### Selected excerpt
>> begin

[Magdalen] US Higher Education

Scott Knitter scottknitter at gmail.com
Mon Jan 12 14:18:15 UTC 2015


We certainly had plenty of testing at Michigan State, in the form of
actual examinations as well as papers to be written. And listening
exams in music literature class: the worst was in a course on Bach
taught by the dryly witty organ professor. We sat at desks in the
organ recital hall (the organ took up half the room), and he played
excerpts for us to identify. He wasn't above playing a single chord
for an excerpt, to much laughter, but of course something about the
chord, or the registration, or something hidden in his brain was
supposed to clue us in. Then there were his exams: one of them had a
single question: Tell me everything you know about Bach's years in
Leipzig...or something similarly preposterous. (I'm being ironic
here...couldn't stand the guy's teaching but did enjoy his humor.)

The traditional mnemonic device in music listening exams was
memorizing fake lyrics to the tune (easier in classical/romantic-era
music:
It's a bird, it's a plane, it's a Mozart
Herr Mozart's in the closet! Let him out! Let him out! Let him out!
...which kept the composer's name in mind but not the number of the
symphony, sadly.

>> end

### Entries
>> begin

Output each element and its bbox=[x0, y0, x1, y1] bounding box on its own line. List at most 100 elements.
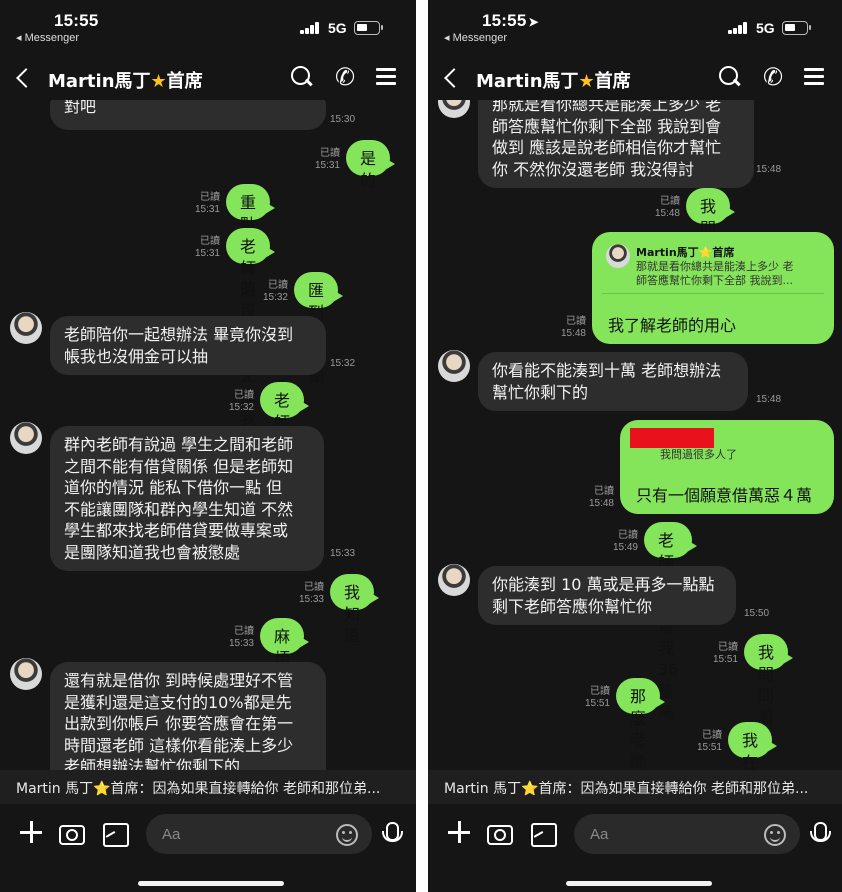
message-list[interactable]: 對吧 15:30 是的 已讀 15:31 重點我真的沒有錢了 已讀 15:31 … bbox=[0, 100, 416, 770]
menu-icon[interactable] bbox=[800, 62, 830, 92]
read-receipt: 已讀 bbox=[702, 730, 722, 741]
quoted-author: Martin馬丁⭐首席 bbox=[636, 246, 735, 259]
microphone-icon[interactable] bbox=[804, 818, 834, 848]
message-bubble[interactable]: 麻煩老師幫幫我 bbox=[260, 618, 310, 770]
home-indicator[interactable] bbox=[138, 881, 284, 886]
camera-icon[interactable] bbox=[484, 818, 514, 848]
microphone-icon[interactable] bbox=[376, 818, 406, 848]
star-icon: ★ bbox=[150, 71, 167, 92]
reply-bubble[interactable]: Martin馬丁⭐首席 那就是看你總共是能湊上多少 老 師答應幫忙你剩下全部 我… bbox=[592, 232, 834, 344]
avatar[interactable] bbox=[10, 422, 42, 454]
message-bubble[interactable]: 老師我真的很急 bbox=[260, 382, 310, 539]
read-receipt: 已讀 bbox=[304, 582, 324, 593]
quoted-message[interactable]: Martin馬丁⭐首席 那就是看你總共是能湊上多少 老 師答應幫忙你剩下全部 我… bbox=[602, 240, 824, 294]
signal-icon bbox=[728, 22, 750, 34]
status-time: 15:55 bbox=[54, 11, 99, 30]
message-time: 15:51 bbox=[584, 698, 610, 709]
phone-icon[interactable]: ✆ bbox=[758, 62, 788, 92]
message-bubble[interactable]: 群內老師有說過 學生之間和老師 之間不能有借貸關係 但是老師知 道你的情況 能私… bbox=[50, 426, 324, 571]
signal-icon bbox=[300, 22, 322, 34]
message-bubble[interactable]: 我知道 bbox=[330, 574, 380, 645]
message-bubble[interactable]: 那就是看你總共是能湊上多少 老 師答應幫忙你剩下全部 我說到會 做到 應該是說老… bbox=[478, 100, 754, 188]
image-icon[interactable] bbox=[528, 818, 558, 848]
chat-title[interactable]: Martin馬丁★首席 bbox=[476, 67, 631, 93]
message-bubble[interactable]: 老師你要幫我 36 萬嗎 bbox=[644, 522, 698, 722]
message-bubble[interactable]: 重點我真的沒有錢了 bbox=[226, 184, 276, 384]
chat-header: Martin馬丁★首席 ✆ bbox=[428, 56, 842, 100]
contact-name: Martin馬丁 bbox=[476, 71, 579, 92]
message-bubble[interactable]: 還有就是借你 到時候處理好不管 是獲利還是這支付的10%都是先 出款到你帳戶 你… bbox=[50, 662, 326, 770]
menu-icon[interactable] bbox=[372, 62, 402, 92]
message-bubble[interactable]: 我問過很多人了 bbox=[686, 188, 736, 345]
battery-icon bbox=[354, 21, 383, 35]
read-receipt: 已讀 bbox=[618, 530, 638, 541]
plus-icon[interactable] bbox=[444, 818, 474, 848]
chat-screen-left: 15:55 ◂ Messenger 5G Martin馬丁★首席 ✆ 對吧 15… bbox=[0, 0, 416, 892]
back-chevron-icon[interactable] bbox=[440, 64, 464, 92]
phone-icon[interactable]: ✆ bbox=[330, 62, 360, 92]
avatar[interactable] bbox=[438, 564, 470, 596]
message-time: 15:32 bbox=[262, 292, 288, 303]
plus-icon[interactable] bbox=[16, 818, 46, 848]
avatar[interactable] bbox=[438, 100, 470, 118]
camera-icon[interactable] bbox=[56, 818, 86, 848]
emoji-icon[interactable] bbox=[336, 824, 358, 846]
read-receipt: 已讀 bbox=[200, 236, 220, 247]
message-time: 15:33 bbox=[298, 594, 324, 605]
composer-bar bbox=[428, 808, 842, 862]
read-receipt: 已讀 bbox=[268, 280, 288, 291]
status-bar: 15:55 ◂ Messenger 5G bbox=[0, 0, 416, 48]
message-time: 15:49 bbox=[612, 542, 638, 553]
status-time-text: 15:55 bbox=[482, 11, 527, 30]
back-to-app-link[interactable]: ◂ Messenger bbox=[444, 31, 507, 44]
message-time: 15:48 bbox=[560, 328, 586, 339]
message-time: 15:48 bbox=[756, 164, 782, 175]
message-bubble[interactable]: 那麼老師是要匯來我戶頭 bbox=[616, 678, 666, 770]
read-receipt: 已讀 bbox=[234, 626, 254, 637]
message-time: 15:51 bbox=[696, 742, 722, 753]
back-chevron-icon[interactable] bbox=[12, 64, 36, 92]
contact-role: 首席 bbox=[594, 71, 631, 92]
message-bubble[interactable]: 對吧 bbox=[50, 100, 326, 130]
back-to-app-link[interactable]: ◂ Messenger bbox=[16, 31, 79, 44]
image-icon[interactable] bbox=[100, 818, 130, 848]
message-bubble[interactable]: 你能湊到 10 萬或是再多一點點 剩下老師答應你幫忙你 bbox=[478, 566, 736, 625]
contact-name: Martin馬丁 bbox=[48, 71, 151, 92]
avatar[interactable] bbox=[10, 658, 42, 690]
chat-title[interactable]: Martin馬丁★首席 bbox=[48, 67, 203, 93]
message-bubble[interactable]: 我問問看 bbox=[744, 634, 794, 727]
message-time: 15:30 bbox=[330, 114, 356, 125]
message-list[interactable]: 那就是看你總共是能湊上多少 老 師答應幫忙你剩下全部 我說到會 做到 應該是說老… bbox=[428, 100, 842, 770]
quoted-text: 我問過很多人了 bbox=[660, 448, 737, 461]
emoji-icon[interactable] bbox=[764, 824, 786, 846]
message-bubble[interactable]: 匯到我戶頭 bbox=[294, 272, 344, 386]
read-receipt: 已讀 bbox=[660, 196, 680, 207]
message-time: 15:50 bbox=[744, 608, 770, 619]
search-icon[interactable] bbox=[286, 62, 316, 92]
contact-role: 首席 bbox=[166, 71, 203, 92]
location-arrow-icon: ➤ bbox=[528, 15, 539, 29]
avatar[interactable] bbox=[10, 312, 42, 344]
avatar[interactable] bbox=[438, 350, 470, 382]
message-preview-text: Martin 馬丁⭐首席：因為如果直接轉給你 老師和那位弟... bbox=[16, 781, 381, 797]
message-preview-banner[interactable]: Martin 馬丁⭐首席：因為如果直接轉給你 老師和那位弟... bbox=[0, 770, 416, 804]
search-icon[interactable] bbox=[714, 62, 744, 92]
message-time: 15:31 bbox=[194, 248, 220, 259]
star-icon: ★ bbox=[578, 71, 595, 92]
message-bubble[interactable]: 老師還是你能先借我 bbox=[226, 228, 276, 428]
network-label: 5G bbox=[328, 20, 347, 36]
message-time: 15:33 bbox=[228, 638, 254, 649]
read-receipt: 已讀 bbox=[718, 642, 738, 653]
reply-text: 只有一個願意借萬惡４萬 bbox=[636, 486, 813, 505]
reply-bubble[interactable]: 我問過很多人了 只有一個願意借萬惡４萬 bbox=[620, 420, 834, 514]
read-receipt: 已讀 bbox=[320, 148, 340, 159]
message-bubble[interactable]: 我在一起用 bbox=[728, 722, 778, 770]
network-label: 5G bbox=[756, 20, 775, 36]
message-time: 15:31 bbox=[194, 204, 220, 215]
home-indicator[interactable] bbox=[566, 881, 712, 886]
message-preview-banner[interactable]: Martin 馬丁⭐首席：因為如果直接轉給你 老師和那位弟... bbox=[428, 770, 842, 804]
message-bubble[interactable]: 你看能不能湊到十萬 老師想辦法 幫忙你剩下的 bbox=[478, 352, 748, 411]
message-bubble[interactable]: 老師陪你一起想辦法 畢竟你沒到 帳我也沒佣金可以抽 bbox=[50, 316, 326, 375]
message-bubble[interactable]: 是的 bbox=[346, 140, 396, 190]
message-time: 15:48 bbox=[588, 498, 614, 509]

>> end

### Set exercise A
Reproduce everything in the post on music exams from "The traditional mnemonic" down to "symphony, sadly.".
### Set exercise B
In the entries, repeat everything from the line containing "message-list[interactable]: 對吧 15:30" down to the line containing "quoted-message[interactable]: Martin馬丁⭐首席 那就是看你總共是能湊上多少", keeping every line exact.
The post and the entries have nothing to do with each other.

### Complete output A
The traditional mnemonic device in music listening exams was
memorizing fake lyrics to the tune (easier in classical/romantic-era
music:
It's a bird, it's a plane, it's a Mozart
Herr Mozart's in the closet! Let him out! Let him out! Let him out!
...which kept the composer's name in mind but not the number of the
symphony, sadly.

### Complete output B
message-list[interactable]: 對吧 15:30 是的 已讀 15:31 重點我真的沒有錢了 已讀 15:31 … bbox=[0, 100, 416, 770]
menu-icon[interactable] bbox=[800, 62, 830, 92]
read-receipt: 已讀 bbox=[702, 730, 722, 741]
quoted-author: Martin馬丁⭐首席 bbox=[636, 246, 735, 259]
microphone-icon[interactable] bbox=[804, 818, 834, 848]
message-bubble[interactable]: 麻煩老師幫幫我 bbox=[260, 618, 310, 770]
home-indicator[interactable] bbox=[138, 881, 284, 886]
camera-icon[interactable] bbox=[484, 818, 514, 848]
microphone-icon[interactable] bbox=[376, 818, 406, 848]
star-icon: ★ bbox=[150, 71, 167, 92]
reply-bubble[interactable]: Martin馬丁⭐首席 那就是看你總共是能湊上多少 老 師答應幫忙你剩下全部 我… bbox=[592, 232, 834, 344]
avatar[interactable] bbox=[10, 422, 42, 454]
message-bubble[interactable]: 老師我真的很急 bbox=[260, 382, 310, 539]
read-receipt: 已讀 bbox=[304, 582, 324, 593]
quoted-message[interactable]: Martin馬丁⭐首席 那就是看你總共是能湊上多少 老 師答應幫忙你剩下全部 我… bbox=[602, 240, 824, 294]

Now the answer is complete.